Challenge
Reproduce the listing that follows with no differences at all.

Some records:
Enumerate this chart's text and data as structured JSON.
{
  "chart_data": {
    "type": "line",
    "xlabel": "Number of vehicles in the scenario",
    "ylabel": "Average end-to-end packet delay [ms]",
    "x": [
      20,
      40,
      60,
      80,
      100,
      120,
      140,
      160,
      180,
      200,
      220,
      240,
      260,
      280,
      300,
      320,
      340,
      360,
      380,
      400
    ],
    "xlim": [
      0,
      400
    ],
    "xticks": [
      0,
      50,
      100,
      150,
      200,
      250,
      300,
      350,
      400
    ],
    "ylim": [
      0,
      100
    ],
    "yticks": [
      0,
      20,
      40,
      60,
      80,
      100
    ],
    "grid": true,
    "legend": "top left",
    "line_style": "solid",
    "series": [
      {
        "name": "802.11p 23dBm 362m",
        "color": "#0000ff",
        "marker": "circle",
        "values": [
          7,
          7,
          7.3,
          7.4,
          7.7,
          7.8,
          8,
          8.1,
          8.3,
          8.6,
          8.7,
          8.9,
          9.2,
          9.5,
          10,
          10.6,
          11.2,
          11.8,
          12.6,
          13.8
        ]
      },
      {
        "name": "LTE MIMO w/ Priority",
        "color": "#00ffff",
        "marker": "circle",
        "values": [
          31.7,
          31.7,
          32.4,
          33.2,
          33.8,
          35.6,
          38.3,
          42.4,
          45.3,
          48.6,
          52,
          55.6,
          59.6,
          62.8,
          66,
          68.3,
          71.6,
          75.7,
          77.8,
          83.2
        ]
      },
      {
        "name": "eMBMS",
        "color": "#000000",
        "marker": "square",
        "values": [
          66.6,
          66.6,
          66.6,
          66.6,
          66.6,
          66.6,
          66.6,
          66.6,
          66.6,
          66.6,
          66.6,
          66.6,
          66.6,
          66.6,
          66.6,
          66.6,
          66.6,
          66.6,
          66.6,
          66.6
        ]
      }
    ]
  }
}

Task answer
Enumerate this chart's text and data as structured JSON.
{
  "chart_data": {
    "type": "line",
    "xlabel": "Number of vehicles in the scenario",
    "ylabel": "Average end-to-end packet delay [ms]",
    "x": [
      20,
      40,
      60,
      80,
      100,
      120,
      140,
      160,
      180,
      200,
      220,
      240,
      260,
      280,
      300,
      320,
      340,
      360,
      380,
      400
    ],
    "xlim": [
      0,
      400
    ],
    "xticks": [
      0,
      50,
      100,
      150,
      200,
      250,
      300,
      350,
      400
    ],
    "ylim": [
      0,
      100
    ],
    "yticks": [
      0,
      20,
      40,
      60,
      80,
      100
    ],
    "grid": true,
    "legend": "top left",
    "line_style": "solid",
    "series": [
      {
        "name": "802.11p 23dBm 362m",
        "color": "#0000ff",
        "marker": "circle",
        "values": [
          7,
          7,
          7.3,
          7.4,
          7.7,
          7.8,
          8,
          8.1,
          8.3,
          8.6,
          8.7,
          8.9,
          9.2,
          9.5,
          10,
          10.6,
          11.2,
          11.8,
          12.6,
          13.8
        ]
      },
      {
        "name": "LTE MIMO w/ Priority",
        "color": "#00ffff",
        "marker": "circle",
        "values": [
          31.7,
          31.7,
          32.4,
          33.2,
          33.8,
          35.6,
          38.3,
          42.4,
          45.3,
          48.6,
          52,
          55.6,
          59.6,
          62.8,
          66,
          68.3,
          71.6,
          75.7,
          77.8,
          83.2
        ]
      },
      {
        "name": "eMBMS",
        "color": "#000000",
        "marker": "square",
        "values": [
          66.6,
          66.6,
          66.6,
          66.6,
          66.6,
          66.6,
          66.6,
          66.6,
          66.6,
          66.6,
          66.6,
          66.6,
          66.6,
          66.6,
          66.6,
          66.6,
          66.6,
          66.6,
          66.6,
          66.6
        ]
      }
    ]
  }
}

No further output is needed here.